▸ What you should do: Scan the records below. List lines holding "Intervals".
___
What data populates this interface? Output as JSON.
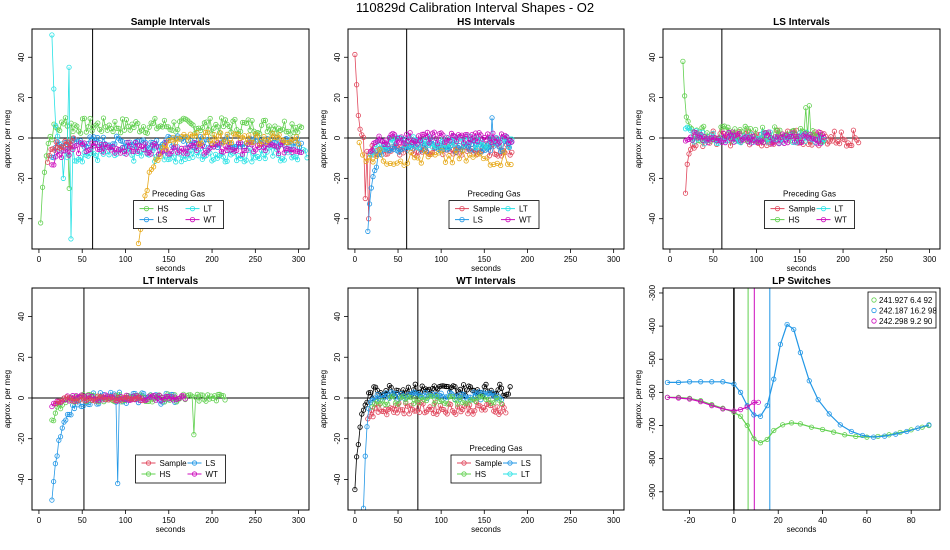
{
  "figure_title": "110829d   Calibration Interval Shapes - O2",
  "colors": {
    "Sample": "#E0475C",
    "HS": "#61D04F",
    "LS": "#2297E6",
    "LT": "#28E2E5",
    "WT": "#CD0BBC",
    "Other": "#000000"
  },
  "chart_data": [
    {
      "type": "scatter",
      "id": "p1",
      "title": "Sample Intervals",
      "xlabel": "seconds",
      "ylabel": "approx. per meg",
      "xlim": [
        -8,
        312
      ],
      "ylim": [
        -55,
        54
      ],
      "xticks": [
        0,
        50,
        100,
        150,
        200,
        250,
        300
      ],
      "yticks": [
        -40,
        -20,
        0,
        20,
        40
      ],
      "hline": 0,
      "vline": 62,
      "legend": {
        "title": "Preceding Gas",
        "position": "center",
        "entries": [
          "HS",
          "LT",
          "LS",
          "WT"
        ],
        "keys": [
          "HS",
          "LT",
          "LS",
          "WT"
        ],
        "columns": 2
      },
      "series": [
        {
          "name": "HS",
          "key": "HS",
          "x0": 2,
          "x1": 305,
          "step": 2.2,
          "start": -42,
          "tau": 5,
          "level": 6,
          "noise": 4,
          "spike_x": [
            30,
            36
          ],
          "spike_y": [
            10,
            -25
          ]
        },
        {
          "name": "LT",
          "key": "LT",
          "x0": 15,
          "x1": 310,
          "step": 2.2,
          "start": 55,
          "tau": 3,
          "level": -8,
          "noise": 4,
          "spike_x": [
            28,
            35,
            38
          ],
          "spike_y": [
            -20,
            35,
            -50
          ]
        },
        {
          "name": "LS",
          "key": "LS",
          "x0": 15,
          "x1": 305,
          "step": 2.2,
          "start": -10,
          "tau": 6,
          "level": -2,
          "noise": 3,
          "spike_x": [],
          "spike_y": []
        },
        {
          "name": "WT",
          "key": "WT",
          "x0": 15,
          "x1": 305,
          "step": 2.2,
          "start": -12,
          "tau": 8,
          "level": -5,
          "noise": 3,
          "spike_x": [],
          "spike_y": []
        },
        {
          "name": "Sample",
          "key": "Sample",
          "x0": 10,
          "x1": 40,
          "step": 2,
          "start": -10,
          "tau": 5,
          "level": -2,
          "noise": 3,
          "spike_x": [],
          "spike_y": []
        },
        {
          "name": "Other",
          "key": "Other",
          "x0": 115,
          "x1": 300,
          "step": 2.5,
          "start": -55,
          "tau": 12,
          "level": 0,
          "noise": 3,
          "color": "#E6A817",
          "spike_x": [],
          "spike_y": []
        }
      ]
    },
    {
      "type": "scatter",
      "id": "p2",
      "title": "HS Intervals",
      "xlabel": "seconds",
      "ylabel": "approx. per meg",
      "xlim": [
        -8,
        312
      ],
      "ylim": [
        -55,
        54
      ],
      "xticks": [
        0,
        50,
        100,
        150,
        200,
        250,
        300
      ],
      "yticks": [
        -40,
        -20,
        0,
        20,
        40
      ],
      "hline": 0,
      "vline": 60,
      "legend": {
        "title": "Preceding Gas",
        "position": "center",
        "entries": [
          "Sample",
          "LT",
          "LS",
          "WT"
        ],
        "keys": [
          "Sample",
          "LT",
          "LS",
          "WT"
        ],
        "columns": 2
      },
      "series": [
        {
          "name": "Sample",
          "key": "Sample",
          "x0": 0,
          "x1": 182,
          "step": 2,
          "start": 43,
          "tau": 4,
          "level": -6,
          "noise": 3,
          "spike_x": [
            12,
            16
          ],
          "spike_y": [
            -30,
            -40
          ]
        },
        {
          "name": "LS",
          "key": "LS",
          "x0": 15,
          "x1": 182,
          "step": 2,
          "start": -45,
          "tau": 6,
          "level": -4,
          "noise": 3,
          "spike_x": [
            160
          ],
          "spike_y": [
            10
          ]
        },
        {
          "name": "LT",
          "key": "LT",
          "x0": 18,
          "x1": 182,
          "step": 2,
          "start": -8,
          "tau": 8,
          "level": -2,
          "noise": 3,
          "spike_x": [],
          "spike_y": []
        },
        {
          "name": "WT",
          "key": "WT",
          "x0": 18,
          "x1": 182,
          "step": 2,
          "start": -5,
          "tau": 8,
          "level": 0,
          "noise": 3,
          "spike_x": [],
          "spike_y": []
        },
        {
          "name": "Other",
          "key": "Other",
          "x0": 5,
          "x1": 182,
          "step": 4,
          "start": -5,
          "tau": 10,
          "level": -10,
          "noise": 4,
          "color": "#E6A817",
          "spike_x": [],
          "spike_y": []
        }
      ]
    },
    {
      "type": "scatter",
      "id": "p3",
      "title": "LS Intervals",
      "xlabel": "seconds",
      "ylabel": "approx. per meg",
      "xlim": [
        -8,
        312
      ],
      "ylim": [
        -55,
        54
      ],
      "xticks": [
        0,
        50,
        100,
        150,
        200,
        250,
        300
      ],
      "yticks": [
        -40,
        -20,
        0,
        20,
        40
      ],
      "hline": 0,
      "vline": 60,
      "legend": {
        "title": "Preceding Gas",
        "position": "center",
        "entries": [
          "Sample",
          "LT",
          "HS",
          "WT"
        ],
        "keys": [
          "Sample",
          "LT",
          "HS",
          "WT"
        ],
        "columns": 2
      },
      "series": [
        {
          "name": "Sample",
          "key": "Sample",
          "x0": 18,
          "x1": 218,
          "step": 2,
          "start": -25,
          "tau": 4,
          "level": 0,
          "noise": 4,
          "spike_x": [],
          "spike_y": []
        },
        {
          "name": "HS",
          "key": "HS",
          "x0": 15,
          "x1": 178,
          "step": 2,
          "start": 40,
          "tau": 3,
          "level": 2,
          "noise": 4,
          "spike_x": [
            158,
            162
          ],
          "spike_y": [
            15,
            16
          ]
        },
        {
          "name": "LT",
          "key": "LT",
          "x0": 18,
          "x1": 178,
          "step": 2,
          "start": 5,
          "tau": 6,
          "level": 0,
          "noise": 3,
          "spike_x": [],
          "spike_y": []
        },
        {
          "name": "WT",
          "key": "WT",
          "x0": 18,
          "x1": 178,
          "step": 2,
          "start": 0,
          "tau": 6,
          "level": 0,
          "noise": 3,
          "spike_x": [],
          "spike_y": []
        }
      ]
    },
    {
      "type": "scatter",
      "id": "p4",
      "title": "LT Intervals",
      "xlabel": "seconds",
      "ylabel": "approx. per meg",
      "xlim": [
        -8,
        312
      ],
      "ylim": [
        -55,
        54
      ],
      "xticks": [
        0,
        50,
        100,
        150,
        200,
        250,
        300
      ],
      "yticks": [
        -40,
        -20,
        0,
        20,
        40
      ],
      "hline": 0,
      "vline": 52,
      "legend": {
        "title": "",
        "position": "bottom-center",
        "entries": [
          "Sample",
          "LS",
          "HS",
          "WT"
        ],
        "keys": [
          "Sample",
          "LS",
          "HS",
          "WT"
        ],
        "columns": 2
      },
      "series": [
        {
          "name": "LS",
          "key": "LS",
          "x0": 15,
          "x1": 160,
          "step": 2,
          "start": -48,
          "tau": 10,
          "level": 0,
          "noise": 3,
          "spike_x": [
            92
          ],
          "spike_y": [
            -42
          ]
        },
        {
          "name": "HS",
          "key": "HS",
          "x0": 15,
          "x1": 215,
          "step": 2,
          "start": -12,
          "tau": 8,
          "level": 0,
          "noise": 2,
          "spike_x": [
            180
          ],
          "spike_y": [
            -18
          ]
        },
        {
          "name": "WT",
          "key": "WT",
          "x0": 15,
          "x1": 170,
          "step": 2,
          "start": -3,
          "tau": 8,
          "level": 0,
          "noise": 1.5,
          "spike_x": [],
          "spike_y": []
        },
        {
          "name": "Sample",
          "key": "Sample",
          "x0": 20,
          "x1": 120,
          "step": 3,
          "start": -4,
          "tau": 8,
          "level": 0,
          "noise": 1.5,
          "spike_x": [],
          "spike_y": []
        }
      ]
    },
    {
      "type": "scatter",
      "id": "p5",
      "title": "WT Intervals",
      "xlabel": "seconds",
      "ylabel": "approx. per meg",
      "xlim": [
        -8,
        312
      ],
      "ylim": [
        -55,
        54
      ],
      "xticks": [
        0,
        50,
        100,
        150,
        200,
        250,
        300
      ],
      "yticks": [
        -40,
        -20,
        0,
        20,
        40
      ],
      "hline": 0,
      "vline": 73,
      "legend": {
        "title": "Preceding Gas",
        "position": "bottom-center",
        "entries": [
          "Sample",
          "LS",
          "HS",
          "LT"
        ],
        "keys": [
          "Sample",
          "LS",
          "HS",
          "LT"
        ],
        "columns": 2
      },
      "series": [
        {
          "name": "Other",
          "key": "Other",
          "x0": 0,
          "x1": 180,
          "step": 2,
          "start": -46,
          "tau": 6,
          "level": 4,
          "noise": 3,
          "spike_x": [],
          "spike_y": []
        },
        {
          "name": "Sample",
          "key": "Sample",
          "x0": 15,
          "x1": 175,
          "step": 2,
          "start": -8,
          "tau": 8,
          "level": -5,
          "noise": 3,
          "spike_x": [],
          "spike_y": []
        },
        {
          "name": "LS",
          "key": "LS",
          "x0": 10,
          "x1": 170,
          "step": 2,
          "start": -55,
          "tau": 3,
          "level": 1,
          "noise": 2,
          "spike_x": [],
          "spike_y": []
        },
        {
          "name": "HS",
          "key": "HS",
          "x0": 20,
          "x1": 170,
          "step": 3,
          "start": -3,
          "tau": 8,
          "level": -1,
          "noise": 2,
          "spike_x": [],
          "spike_y": []
        }
      ]
    },
    {
      "type": "line",
      "id": "p6",
      "title": "LP Switches",
      "xlabel": "seconds",
      "ylabel": "approx. per meg",
      "xlim": [
        -32,
        93
      ],
      "ylim": [
        -955,
        -285
      ],
      "xticks": [
        -20,
        0,
        20,
        40,
        60,
        80
      ],
      "yticks": [
        -300,
        -400,
        -500,
        -600,
        -700,
        -800,
        -900
      ],
      "vlines": [
        {
          "x": 0,
          "color": "#000000",
          "width": 1.5
        },
        {
          "x": 6.4,
          "color": "#61D04F",
          "width": 1
        },
        {
          "x": 9.2,
          "color": "#CD0BBC",
          "width": 1
        },
        {
          "x": 16.2,
          "color": "#2297E6",
          "width": 1
        }
      ],
      "legend": {
        "title": "",
        "position": "top-right",
        "entries": [
          "241.927 6.4 92",
          "242.187 16.2 98",
          "242.298 9.2 90"
        ],
        "keys": [
          "HS",
          "LS",
          "WT"
        ],
        "columns": 1
      },
      "series": [
        {
          "name": "241.927 6.4 92",
          "key": "HS",
          "points": [
            [
              -30,
              -615
            ],
            [
              -25,
              -615
            ],
            [
              -20,
              -618
            ],
            [
              -15,
              -625
            ],
            [
              -10,
              -637
            ],
            [
              -5,
              -648
            ],
            [
              0,
              -660
            ],
            [
              3,
              -672
            ],
            [
              6,
              -700
            ],
            [
              9,
              -740
            ],
            [
              12,
              -752
            ],
            [
              15,
              -742
            ],
            [
              18,
              -715
            ],
            [
              22,
              -698
            ],
            [
              26,
              -692
            ],
            [
              30,
              -695
            ],
            [
              35,
              -705
            ],
            [
              40,
              -712
            ],
            [
              45,
              -720
            ],
            [
              50,
              -728
            ],
            [
              55,
              -733
            ],
            [
              60,
              -735
            ],
            [
              65,
              -733
            ],
            [
              70,
              -728
            ],
            [
              75,
              -721
            ],
            [
              80,
              -713
            ],
            [
              85,
              -705
            ],
            [
              88,
              -700
            ]
          ]
        },
        {
          "name": "242.187 16.2 98",
          "key": "LS",
          "points": [
            [
              -30,
              -570
            ],
            [
              -25,
              -570
            ],
            [
              -20,
              -568
            ],
            [
              -15,
              -568
            ],
            [
              -10,
              -568
            ],
            [
              -5,
              -568
            ],
            [
              0,
              -575
            ],
            [
              3,
              -600
            ],
            [
              6,
              -640
            ],
            [
              9,
              -668
            ],
            [
              12,
              -672
            ],
            [
              15,
              -640
            ],
            [
              18,
              -560
            ],
            [
              21,
              -455
            ],
            [
              24,
              -395
            ],
            [
              27,
              -410
            ],
            [
              30,
              -480
            ],
            [
              34,
              -565
            ],
            [
              38,
              -622
            ],
            [
              43,
              -665
            ],
            [
              48,
              -698
            ],
            [
              53,
              -718
            ],
            [
              58,
              -730
            ],
            [
              63,
              -735
            ],
            [
              68,
              -732
            ],
            [
              73,
              -726
            ],
            [
              78,
              -718
            ],
            [
              83,
              -708
            ],
            [
              88,
              -698
            ]
          ]
        },
        {
          "name": "242.298 9.2 90",
          "key": "WT",
          "points": [
            [
              -30,
              -615
            ],
            [
              -25,
              -617
            ],
            [
              -20,
              -620
            ],
            [
              -15,
              -628
            ],
            [
              -10,
              -640
            ],
            [
              -5,
              -650
            ],
            [
              0,
              -656
            ],
            [
              3,
              -652
            ],
            [
              6,
              -644
            ],
            [
              9,
              -630
            ],
            [
              11,
              -630
            ]
          ]
        }
      ]
    }
  ]
}
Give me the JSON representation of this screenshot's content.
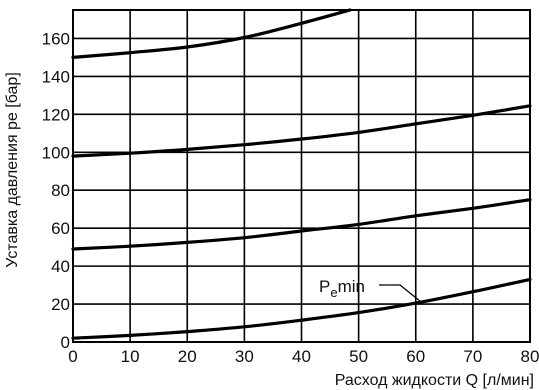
___
▸ Result of the task:
      "title": "Sample Intervals",
      "title": "HS Intervals",
      "title": "LS Intervals",
      "title": "LT Intervals",
      "title": "WT Intervals",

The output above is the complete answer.